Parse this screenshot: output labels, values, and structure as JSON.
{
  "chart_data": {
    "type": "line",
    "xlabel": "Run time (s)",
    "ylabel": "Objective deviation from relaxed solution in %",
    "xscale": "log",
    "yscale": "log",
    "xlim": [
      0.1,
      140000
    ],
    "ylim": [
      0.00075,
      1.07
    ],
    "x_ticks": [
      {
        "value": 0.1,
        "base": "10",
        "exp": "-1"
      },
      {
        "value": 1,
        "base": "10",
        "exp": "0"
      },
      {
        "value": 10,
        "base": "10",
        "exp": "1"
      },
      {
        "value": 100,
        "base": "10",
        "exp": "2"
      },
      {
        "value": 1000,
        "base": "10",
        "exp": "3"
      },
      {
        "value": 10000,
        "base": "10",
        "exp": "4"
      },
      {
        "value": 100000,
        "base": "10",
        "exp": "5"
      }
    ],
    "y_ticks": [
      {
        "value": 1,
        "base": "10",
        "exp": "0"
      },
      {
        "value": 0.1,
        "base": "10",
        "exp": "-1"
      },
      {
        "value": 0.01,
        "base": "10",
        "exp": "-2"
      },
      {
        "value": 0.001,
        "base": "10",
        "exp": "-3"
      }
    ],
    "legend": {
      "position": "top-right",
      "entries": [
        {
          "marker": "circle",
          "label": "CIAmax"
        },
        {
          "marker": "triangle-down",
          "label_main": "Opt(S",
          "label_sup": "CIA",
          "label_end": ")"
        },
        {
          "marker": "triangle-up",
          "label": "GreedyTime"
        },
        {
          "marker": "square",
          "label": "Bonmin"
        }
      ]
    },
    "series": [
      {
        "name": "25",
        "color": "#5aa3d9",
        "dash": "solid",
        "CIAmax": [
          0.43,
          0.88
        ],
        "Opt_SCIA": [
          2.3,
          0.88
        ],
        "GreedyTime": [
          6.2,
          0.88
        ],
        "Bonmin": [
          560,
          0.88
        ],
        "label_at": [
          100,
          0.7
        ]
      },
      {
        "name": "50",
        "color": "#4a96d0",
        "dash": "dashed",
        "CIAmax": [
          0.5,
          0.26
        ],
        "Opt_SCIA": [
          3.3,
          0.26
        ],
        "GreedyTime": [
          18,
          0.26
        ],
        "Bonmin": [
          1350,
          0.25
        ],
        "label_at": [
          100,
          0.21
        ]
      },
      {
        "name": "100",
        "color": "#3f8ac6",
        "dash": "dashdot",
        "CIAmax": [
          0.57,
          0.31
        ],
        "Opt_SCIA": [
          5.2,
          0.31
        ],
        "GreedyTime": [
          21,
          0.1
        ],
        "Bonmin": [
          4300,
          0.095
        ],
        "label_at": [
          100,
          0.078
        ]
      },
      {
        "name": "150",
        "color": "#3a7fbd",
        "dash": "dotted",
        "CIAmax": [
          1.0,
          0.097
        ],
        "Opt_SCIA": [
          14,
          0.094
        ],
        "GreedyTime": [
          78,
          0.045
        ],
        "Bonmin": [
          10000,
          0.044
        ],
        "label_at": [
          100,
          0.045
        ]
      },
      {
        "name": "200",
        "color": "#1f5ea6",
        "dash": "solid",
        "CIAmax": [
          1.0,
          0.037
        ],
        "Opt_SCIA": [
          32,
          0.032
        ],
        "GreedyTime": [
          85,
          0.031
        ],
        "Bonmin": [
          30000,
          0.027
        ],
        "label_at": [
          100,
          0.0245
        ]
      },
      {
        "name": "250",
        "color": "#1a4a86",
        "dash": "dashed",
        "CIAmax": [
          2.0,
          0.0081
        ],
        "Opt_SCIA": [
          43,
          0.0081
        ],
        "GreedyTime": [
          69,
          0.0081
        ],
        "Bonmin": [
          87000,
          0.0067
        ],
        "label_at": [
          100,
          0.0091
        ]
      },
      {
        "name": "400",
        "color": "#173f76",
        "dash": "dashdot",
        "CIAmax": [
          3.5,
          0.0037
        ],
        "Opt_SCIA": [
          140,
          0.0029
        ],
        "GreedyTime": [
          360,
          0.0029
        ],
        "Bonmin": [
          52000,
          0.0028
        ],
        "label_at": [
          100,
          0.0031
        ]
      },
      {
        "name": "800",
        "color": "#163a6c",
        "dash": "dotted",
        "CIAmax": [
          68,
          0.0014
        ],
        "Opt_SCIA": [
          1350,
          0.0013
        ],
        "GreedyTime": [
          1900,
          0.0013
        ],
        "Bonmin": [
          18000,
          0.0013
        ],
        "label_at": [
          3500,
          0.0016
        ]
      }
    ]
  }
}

**Task to carry out:** Exact output of every entry is required.

**Written response:**
Parse this screenshot: output labels, values, and structure as JSON.
{
  "chart_data": {
    "type": "line",
    "xlabel": "Run time (s)",
    "ylabel": "Objective deviation from relaxed solution in %",
    "xscale": "log",
    "yscale": "log",
    "xlim": [
      0.1,
      140000
    ],
    "ylim": [
      0.00075,
      1.07
    ],
    "x_ticks": [
      {
        "value": 0.1,
        "base": "10",
        "exp": "-1"
      },
      {
        "value": 1,
        "base": "10",
        "exp": "0"
      },
      {
        "value": 10,
        "base": "10",
        "exp": "1"
      },
      {
        "value": 100,
        "base": "10",
        "exp": "2"
      },
      {
        "value": 1000,
        "base": "10",
        "exp": "3"
      },
      {
        "value": 10000,
        "base": "10",
        "exp": "4"
      },
      {
        "value": 100000,
        "base": "10",
        "exp": "5"
      }
    ],
    "y_ticks": [
      {
        "value": 1,
        "base": "10",
        "exp": "0"
      },
      {
        "value": 0.1,
        "base": "10",
        "exp": "-1"
      },
      {
        "value": 0.01,
        "base": "10",
        "exp": "-2"
      },
      {
        "value": 0.001,
        "base": "10",
        "exp": "-3"
      }
    ],
    "legend": {
      "position": "top-right",
      "entries": [
        {
          "marker": "circle",
          "label": "CIAmax"
        },
        {
          "marker": "triangle-down",
          "label_main": "Opt(S",
          "label_sup": "CIA",
          "label_end": ")"
        },
        {
          "marker": "triangle-up",
          "label": "GreedyTime"
        },
        {
          "marker": "square",
          "label": "Bonmin"
        }
      ]
    },
    "series": [
      {
        "name": "25",
        "color": "#5aa3d9",
        "dash": "solid",
        "CIAmax": [
          0.43,
          0.88
        ],
        "Opt_SCIA": [
          2.3,
          0.88
        ],
        "GreedyTime": [
          6.2,
          0.88
        ],
        "Bonmin": [
          560,
          0.88
        ],
        "label_at": [
          100,
          0.7
        ]
      },
      {
        "name": "50",
        "color": "#4a96d0",
        "dash": "dashed",
        "CIAmax": [
          0.5,
          0.26
        ],
        "Opt_SCIA": [
          3.3,
          0.26
        ],
        "GreedyTime": [
          18,
          0.26
        ],
        "Bonmin": [
          1350,
          0.25
        ],
        "label_at": [
          100,
          0.21
        ]
      },
      {
        "name": "100",
        "color": "#3f8ac6",
        "dash": "dashdot",
        "CIAmax": [
          0.57,
          0.31
        ],
        "Opt_SCIA": [
          5.2,
          0.31
        ],
        "GreedyTime": [
          21,
          0.1
        ],
        "Bonmin": [
          4300,
          0.095
        ],
        "label_at": [
          100,
          0.078
        ]
      },
      {
        "name": "150",
        "color": "#3a7fbd",
        "dash": "dotted",
        "CIAmax": [
          1.0,
          0.097
        ],
        "Opt_SCIA": [
          14,
          0.094
        ],
        "GreedyTime": [
          78,
          0.045
        ],
        "Bonmin": [
          10000,
          0.044
        ],
        "label_at": [
          100,
          0.045
        ]
      },
      {
        "name": "200",
        "color": "#1f5ea6",
        "dash": "solid",
        "CIAmax": [
          1.0,
          0.037
        ],
        "Opt_SCIA": [
          32,
          0.032
        ],
        "GreedyTime": [
          85,
          0.031
        ],
        "Bonmin": [
          30000,
          0.027
        ],
        "label_at": [
          100,
          0.0245
        ]
      },
      {
        "name": "250",
        "color": "#1a4a86",
        "dash": "dashed",
        "CIAmax": [
          2.0,
          0.0081
        ],
        "Opt_SCIA": [
          43,
          0.0081
        ],
        "GreedyTime": [
          69,
          0.0081
        ],
        "Bonmin": [
          87000,
          0.0067
        ],
        "label_at": [
          100,
          0.0091
        ]
      },
      {
        "name": "400",
        "color": "#173f76",
        "dash": "dashdot",
        "CIAmax": [
          3.5,
          0.0037
        ],
        "Opt_SCIA": [
          140,
          0.0029
        ],
        "GreedyTime": [
          360,
          0.0029
        ],
        "Bonmin": [
          52000,
          0.0028
        ],
        "label_at": [
          100,
          0.0031
        ]
      },
      {
        "name": "800",
        "color": "#163a6c",
        "dash": "dotted",
        "CIAmax": [
          68,
          0.0014
        ],
        "Opt_SCIA": [
          1350,
          0.0013
        ],
        "GreedyTime": [
          1900,
          0.0013
        ],
        "Bonmin": [
          18000,
          0.0013
        ],
        "label_at": [
          3500,
          0.0016
        ]
      }
    ]
  }
}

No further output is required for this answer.